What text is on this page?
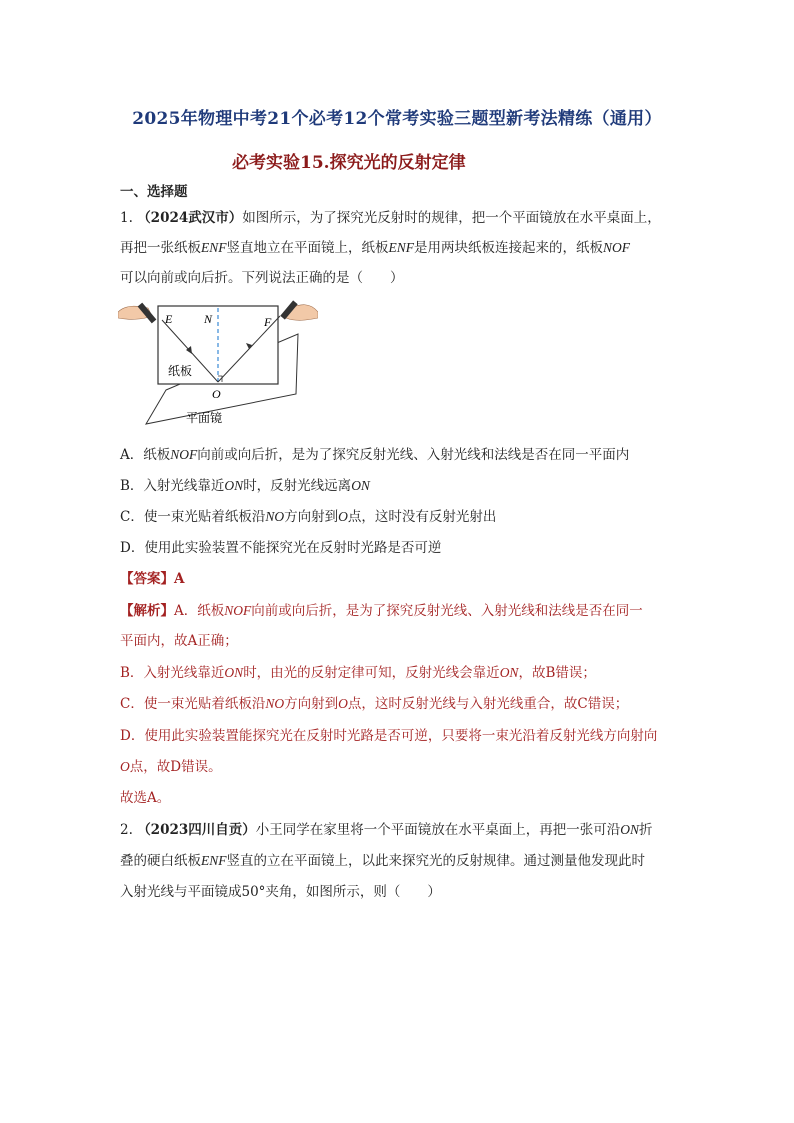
2025年物理中考21个必考12个常考实验三题型新考法精练（通用）
必考实验15.探究光的反射定律
一、选择题
1. （2024武汉市）如图所示，为了探究光反射时的规律，把一个平面镜放在水平桌面上，
再把一张纸板ENF竖直地立在平面镜上，纸板ENF是用两块纸板连接起来的，纸板NOF
可以向前或向后折。下列说法正确的是（　　）
E	N	F
O
纸板
平面镜
A．纸板NOF向前或向后折，是为了探究反射光线、入射光线和法线是否在同一平面内
B．入射光线靠近ON时，反射光线远离ON
C．使一束光贴着纸板沿NO方向射到O点，这时没有反射光射出
D．使用此实验装置不能探究光在反射时光路是否可逆
【答案】A
【解析】A．纸板NOF向前或向后折，是为了探究反射光线、入射光线和法线是否在同一
平面内，故A正确；
B．入射光线靠近ON时，由光的反射定律可知，反射光线会靠近ON，故B错误；
C．使一束光贴着纸板沿NO方向射到O点，这时反射光线与入射光线重合，故C错误；
D．使用此实验装置能探究光在反射时光路是否可逆，只要将一束光沿着反射光线方向射向
O点，故D错误。
故选A。
2. （2023四川自贡）小王同学在家里将一个平面镜放在水平桌面上，再把一张可沿ON折
叠的硬白纸板ENF竖直的立在平面镜上，以此来探究光的反射规律。通过测量他发现此时
入射光线与平面镜成50°夹角，如图所示，则（　　）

## What to produce
Repeat the records word for word. Any picture in them should be left out.

## Right answer
What text is on this page?
2025年物理中考21个必考12个常考实验三题型新考法精练（通用）
必考实验15.探究光的反射定律
一、选择题
1. （2024武汉市）如图所示，为了探究光反射时的规律，把一个平面镜放在水平桌面上，
再把一张纸板ENF竖直地立在平面镜上，纸板ENF是用两块纸板连接起来的，纸板NOF
可以向前或向后折。下列说法正确的是（　　）
E	N	F
O
纸板
平面镜
A．纸板NOF向前或向后折，是为了探究反射光线、入射光线和法线是否在同一平面内
B．入射光线靠近ON时，反射光线远离ON
C．使一束光贴着纸板沿NO方向射到O点，这时没有反射光射出
D．使用此实验装置不能探究光在反射时光路是否可逆
【答案】A
【解析】A．纸板NOF向前或向后折，是为了探究反射光线、入射光线和法线是否在同一
平面内，故A正确；
B．入射光线靠近ON时，由光的反射定律可知，反射光线会靠近ON，故B错误；
C．使一束光贴着纸板沿NO方向射到O点，这时反射光线与入射光线重合，故C错误；
D．使用此实验装置能探究光在反射时光路是否可逆，只要将一束光沿着反射光线方向射向
O点，故D错误。
故选A。
2. （2023四川自贡）小王同学在家里将一个平面镜放在水平桌面上，再把一张可沿ON折
叠的硬白纸板ENF竖直的立在平面镜上，以此来探究光的反射规律。通过测量他发现此时
入射光线与平面镜成50°夹角，如图所示，则（　　）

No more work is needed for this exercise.